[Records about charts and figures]
════════════════
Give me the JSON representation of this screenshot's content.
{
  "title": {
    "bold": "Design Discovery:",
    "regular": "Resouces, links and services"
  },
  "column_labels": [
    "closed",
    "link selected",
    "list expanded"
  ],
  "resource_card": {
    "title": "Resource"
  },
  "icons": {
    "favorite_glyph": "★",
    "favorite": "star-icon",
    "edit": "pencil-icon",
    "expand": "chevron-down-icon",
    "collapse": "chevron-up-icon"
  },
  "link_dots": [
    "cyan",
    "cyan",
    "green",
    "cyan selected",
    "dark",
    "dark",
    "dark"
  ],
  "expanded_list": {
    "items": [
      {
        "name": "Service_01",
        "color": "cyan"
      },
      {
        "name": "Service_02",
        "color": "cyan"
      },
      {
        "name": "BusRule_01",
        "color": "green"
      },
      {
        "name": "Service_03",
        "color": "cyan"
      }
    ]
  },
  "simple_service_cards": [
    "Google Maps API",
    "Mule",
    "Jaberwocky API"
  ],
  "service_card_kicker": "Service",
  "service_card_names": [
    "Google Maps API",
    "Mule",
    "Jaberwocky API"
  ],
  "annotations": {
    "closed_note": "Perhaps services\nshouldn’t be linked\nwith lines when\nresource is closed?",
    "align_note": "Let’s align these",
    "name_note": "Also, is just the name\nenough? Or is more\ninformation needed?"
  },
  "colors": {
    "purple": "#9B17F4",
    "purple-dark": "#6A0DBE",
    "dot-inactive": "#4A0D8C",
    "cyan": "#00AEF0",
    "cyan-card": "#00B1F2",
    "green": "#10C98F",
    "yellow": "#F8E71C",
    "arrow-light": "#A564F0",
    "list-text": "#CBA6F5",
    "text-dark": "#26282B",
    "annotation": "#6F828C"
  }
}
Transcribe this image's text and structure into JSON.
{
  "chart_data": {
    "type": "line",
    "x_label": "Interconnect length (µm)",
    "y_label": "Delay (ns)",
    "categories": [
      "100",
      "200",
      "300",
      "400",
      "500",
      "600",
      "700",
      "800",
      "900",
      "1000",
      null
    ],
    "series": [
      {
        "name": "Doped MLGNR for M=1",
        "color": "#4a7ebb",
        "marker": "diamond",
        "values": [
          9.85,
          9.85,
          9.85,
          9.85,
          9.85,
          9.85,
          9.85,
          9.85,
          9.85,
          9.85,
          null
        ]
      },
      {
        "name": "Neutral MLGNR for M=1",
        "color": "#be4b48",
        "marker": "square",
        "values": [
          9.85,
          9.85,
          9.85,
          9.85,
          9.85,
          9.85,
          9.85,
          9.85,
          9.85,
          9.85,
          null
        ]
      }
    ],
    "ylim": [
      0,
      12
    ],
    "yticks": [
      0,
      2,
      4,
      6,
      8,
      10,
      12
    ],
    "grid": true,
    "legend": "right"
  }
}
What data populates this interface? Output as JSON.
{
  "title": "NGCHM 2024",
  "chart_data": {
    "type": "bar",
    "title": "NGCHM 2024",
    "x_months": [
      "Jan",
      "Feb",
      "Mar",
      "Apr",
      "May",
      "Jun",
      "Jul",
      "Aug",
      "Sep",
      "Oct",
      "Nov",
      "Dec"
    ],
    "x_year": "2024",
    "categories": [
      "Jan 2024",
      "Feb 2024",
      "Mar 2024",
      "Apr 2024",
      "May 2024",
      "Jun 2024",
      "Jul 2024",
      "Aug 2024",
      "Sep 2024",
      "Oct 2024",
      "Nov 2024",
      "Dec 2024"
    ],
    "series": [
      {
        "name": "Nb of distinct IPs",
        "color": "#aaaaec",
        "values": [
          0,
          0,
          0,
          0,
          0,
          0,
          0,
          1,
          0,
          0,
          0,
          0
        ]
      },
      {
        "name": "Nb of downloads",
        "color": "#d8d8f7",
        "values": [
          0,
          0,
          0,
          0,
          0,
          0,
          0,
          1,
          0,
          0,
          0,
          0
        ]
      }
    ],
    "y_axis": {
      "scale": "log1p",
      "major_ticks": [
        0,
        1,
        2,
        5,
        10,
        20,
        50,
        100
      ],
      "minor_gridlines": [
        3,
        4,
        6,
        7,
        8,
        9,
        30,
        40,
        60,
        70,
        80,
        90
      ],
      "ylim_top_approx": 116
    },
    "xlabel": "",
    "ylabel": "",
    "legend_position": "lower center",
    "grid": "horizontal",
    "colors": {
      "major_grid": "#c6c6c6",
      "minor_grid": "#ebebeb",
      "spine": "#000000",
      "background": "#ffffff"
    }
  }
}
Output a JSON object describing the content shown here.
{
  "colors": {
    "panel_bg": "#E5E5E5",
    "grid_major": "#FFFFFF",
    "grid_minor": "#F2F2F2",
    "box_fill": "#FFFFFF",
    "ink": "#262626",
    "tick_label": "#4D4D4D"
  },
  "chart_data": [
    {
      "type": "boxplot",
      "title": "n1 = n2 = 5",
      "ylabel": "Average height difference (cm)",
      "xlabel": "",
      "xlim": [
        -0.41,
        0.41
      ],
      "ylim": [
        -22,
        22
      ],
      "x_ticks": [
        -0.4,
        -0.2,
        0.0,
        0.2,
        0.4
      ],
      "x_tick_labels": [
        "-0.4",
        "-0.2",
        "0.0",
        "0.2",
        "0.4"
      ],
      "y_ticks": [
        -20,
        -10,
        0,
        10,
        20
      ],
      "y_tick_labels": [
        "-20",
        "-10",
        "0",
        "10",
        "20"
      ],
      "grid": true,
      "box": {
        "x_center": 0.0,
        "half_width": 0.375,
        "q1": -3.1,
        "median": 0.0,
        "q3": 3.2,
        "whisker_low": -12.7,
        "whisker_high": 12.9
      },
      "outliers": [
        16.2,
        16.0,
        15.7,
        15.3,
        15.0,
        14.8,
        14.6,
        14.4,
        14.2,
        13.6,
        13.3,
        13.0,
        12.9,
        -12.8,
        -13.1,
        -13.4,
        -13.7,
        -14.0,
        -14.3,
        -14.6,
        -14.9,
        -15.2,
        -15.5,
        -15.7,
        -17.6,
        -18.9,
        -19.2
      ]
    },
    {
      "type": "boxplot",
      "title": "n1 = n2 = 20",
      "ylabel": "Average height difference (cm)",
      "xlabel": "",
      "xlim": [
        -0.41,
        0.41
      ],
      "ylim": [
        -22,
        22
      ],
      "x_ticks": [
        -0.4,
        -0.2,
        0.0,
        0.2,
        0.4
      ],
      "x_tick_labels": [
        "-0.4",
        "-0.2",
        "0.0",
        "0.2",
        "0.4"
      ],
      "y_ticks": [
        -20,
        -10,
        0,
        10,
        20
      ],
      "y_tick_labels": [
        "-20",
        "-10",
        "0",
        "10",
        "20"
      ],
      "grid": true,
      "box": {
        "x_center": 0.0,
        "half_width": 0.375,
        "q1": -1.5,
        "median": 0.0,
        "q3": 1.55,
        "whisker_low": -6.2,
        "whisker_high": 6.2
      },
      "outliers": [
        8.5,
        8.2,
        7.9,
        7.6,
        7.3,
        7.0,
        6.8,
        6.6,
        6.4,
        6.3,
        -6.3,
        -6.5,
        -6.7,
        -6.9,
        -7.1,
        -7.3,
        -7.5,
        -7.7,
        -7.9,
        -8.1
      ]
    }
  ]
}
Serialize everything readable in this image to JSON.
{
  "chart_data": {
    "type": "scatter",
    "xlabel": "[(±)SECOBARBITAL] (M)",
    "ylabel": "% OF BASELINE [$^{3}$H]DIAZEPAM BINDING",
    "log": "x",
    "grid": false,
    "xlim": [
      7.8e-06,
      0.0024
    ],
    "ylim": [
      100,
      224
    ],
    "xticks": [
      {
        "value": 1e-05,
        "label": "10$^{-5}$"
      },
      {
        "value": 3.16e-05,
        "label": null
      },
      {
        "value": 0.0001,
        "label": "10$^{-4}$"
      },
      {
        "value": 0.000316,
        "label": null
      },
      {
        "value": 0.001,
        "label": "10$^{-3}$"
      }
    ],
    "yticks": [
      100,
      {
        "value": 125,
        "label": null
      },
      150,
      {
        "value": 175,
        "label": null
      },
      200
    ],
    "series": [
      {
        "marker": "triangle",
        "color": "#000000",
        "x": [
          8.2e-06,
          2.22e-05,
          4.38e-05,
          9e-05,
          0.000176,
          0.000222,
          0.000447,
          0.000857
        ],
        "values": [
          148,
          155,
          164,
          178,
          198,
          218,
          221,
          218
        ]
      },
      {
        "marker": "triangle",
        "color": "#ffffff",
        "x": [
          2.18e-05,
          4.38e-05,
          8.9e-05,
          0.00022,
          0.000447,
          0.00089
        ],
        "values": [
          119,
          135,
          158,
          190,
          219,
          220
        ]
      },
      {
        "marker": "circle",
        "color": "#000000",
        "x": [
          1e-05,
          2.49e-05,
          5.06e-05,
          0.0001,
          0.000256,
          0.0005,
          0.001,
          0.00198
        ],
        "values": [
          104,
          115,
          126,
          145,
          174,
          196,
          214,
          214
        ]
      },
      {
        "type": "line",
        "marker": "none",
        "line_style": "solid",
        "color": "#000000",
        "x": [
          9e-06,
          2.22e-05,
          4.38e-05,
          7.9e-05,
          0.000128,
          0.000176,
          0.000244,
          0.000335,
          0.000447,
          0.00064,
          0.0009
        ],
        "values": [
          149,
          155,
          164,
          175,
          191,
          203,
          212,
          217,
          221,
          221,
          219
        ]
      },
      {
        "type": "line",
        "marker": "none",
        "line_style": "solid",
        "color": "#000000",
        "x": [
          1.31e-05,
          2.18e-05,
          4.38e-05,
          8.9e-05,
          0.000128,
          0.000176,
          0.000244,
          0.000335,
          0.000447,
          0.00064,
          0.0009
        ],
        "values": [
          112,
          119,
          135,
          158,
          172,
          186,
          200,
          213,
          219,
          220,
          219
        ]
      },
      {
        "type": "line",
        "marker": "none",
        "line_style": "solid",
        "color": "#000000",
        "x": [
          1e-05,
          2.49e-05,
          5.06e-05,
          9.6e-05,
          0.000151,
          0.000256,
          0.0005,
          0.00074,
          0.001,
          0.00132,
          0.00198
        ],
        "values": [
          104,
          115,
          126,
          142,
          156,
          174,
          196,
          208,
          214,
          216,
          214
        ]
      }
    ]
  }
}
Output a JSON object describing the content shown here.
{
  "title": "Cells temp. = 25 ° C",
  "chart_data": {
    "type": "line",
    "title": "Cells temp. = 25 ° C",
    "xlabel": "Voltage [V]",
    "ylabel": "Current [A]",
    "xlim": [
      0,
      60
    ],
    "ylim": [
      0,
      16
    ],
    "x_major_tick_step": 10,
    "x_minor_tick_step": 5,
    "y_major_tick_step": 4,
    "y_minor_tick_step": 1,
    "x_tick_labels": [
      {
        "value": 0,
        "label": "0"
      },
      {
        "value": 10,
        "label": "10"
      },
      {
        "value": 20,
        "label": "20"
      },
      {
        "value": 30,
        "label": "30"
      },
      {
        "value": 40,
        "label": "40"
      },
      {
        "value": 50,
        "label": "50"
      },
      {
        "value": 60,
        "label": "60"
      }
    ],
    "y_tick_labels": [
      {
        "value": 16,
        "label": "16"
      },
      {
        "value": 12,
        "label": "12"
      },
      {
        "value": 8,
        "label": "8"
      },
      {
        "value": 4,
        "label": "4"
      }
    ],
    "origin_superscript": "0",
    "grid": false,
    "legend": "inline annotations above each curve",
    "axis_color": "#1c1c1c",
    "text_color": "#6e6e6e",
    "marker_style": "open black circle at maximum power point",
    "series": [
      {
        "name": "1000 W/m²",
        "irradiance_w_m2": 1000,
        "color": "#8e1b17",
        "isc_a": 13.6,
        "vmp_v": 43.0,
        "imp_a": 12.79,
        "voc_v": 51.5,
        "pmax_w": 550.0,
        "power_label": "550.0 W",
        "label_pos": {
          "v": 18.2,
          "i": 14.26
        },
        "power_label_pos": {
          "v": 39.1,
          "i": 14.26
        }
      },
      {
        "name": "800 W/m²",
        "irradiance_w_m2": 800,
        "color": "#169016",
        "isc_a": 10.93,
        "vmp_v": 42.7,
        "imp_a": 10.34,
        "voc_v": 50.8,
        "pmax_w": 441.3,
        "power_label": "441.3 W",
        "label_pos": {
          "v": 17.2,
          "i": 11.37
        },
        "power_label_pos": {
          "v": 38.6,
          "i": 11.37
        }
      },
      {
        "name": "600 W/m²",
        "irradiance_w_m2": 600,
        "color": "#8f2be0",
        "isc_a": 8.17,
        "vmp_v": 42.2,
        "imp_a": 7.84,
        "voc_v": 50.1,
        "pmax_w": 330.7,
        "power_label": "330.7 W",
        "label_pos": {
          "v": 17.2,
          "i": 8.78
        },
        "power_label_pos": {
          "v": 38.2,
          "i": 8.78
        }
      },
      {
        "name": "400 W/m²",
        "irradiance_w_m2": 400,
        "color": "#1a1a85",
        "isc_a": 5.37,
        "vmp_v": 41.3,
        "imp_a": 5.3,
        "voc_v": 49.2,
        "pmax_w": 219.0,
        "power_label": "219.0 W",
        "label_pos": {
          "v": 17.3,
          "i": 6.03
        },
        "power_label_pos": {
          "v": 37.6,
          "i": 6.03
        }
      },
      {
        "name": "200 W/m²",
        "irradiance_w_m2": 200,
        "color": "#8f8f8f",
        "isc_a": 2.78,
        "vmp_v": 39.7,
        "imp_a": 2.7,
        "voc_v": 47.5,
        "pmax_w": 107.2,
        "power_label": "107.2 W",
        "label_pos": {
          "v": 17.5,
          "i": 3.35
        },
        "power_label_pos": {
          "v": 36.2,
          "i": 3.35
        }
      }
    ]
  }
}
════════════════
The exercise:
Search the entries for the string "title" and collect each line that has it.

Response:
  "title": {
    "title": "Resource"
  "title": "NGCHM 2024",
    "title": "NGCHM 2024",
      "title": "n1 = n2 = 5",
      "title": "n1 = n2 = 20",
  "title": "Cells temp. = 25 ° C",
    "title": "Cells temp. = 25 ° C",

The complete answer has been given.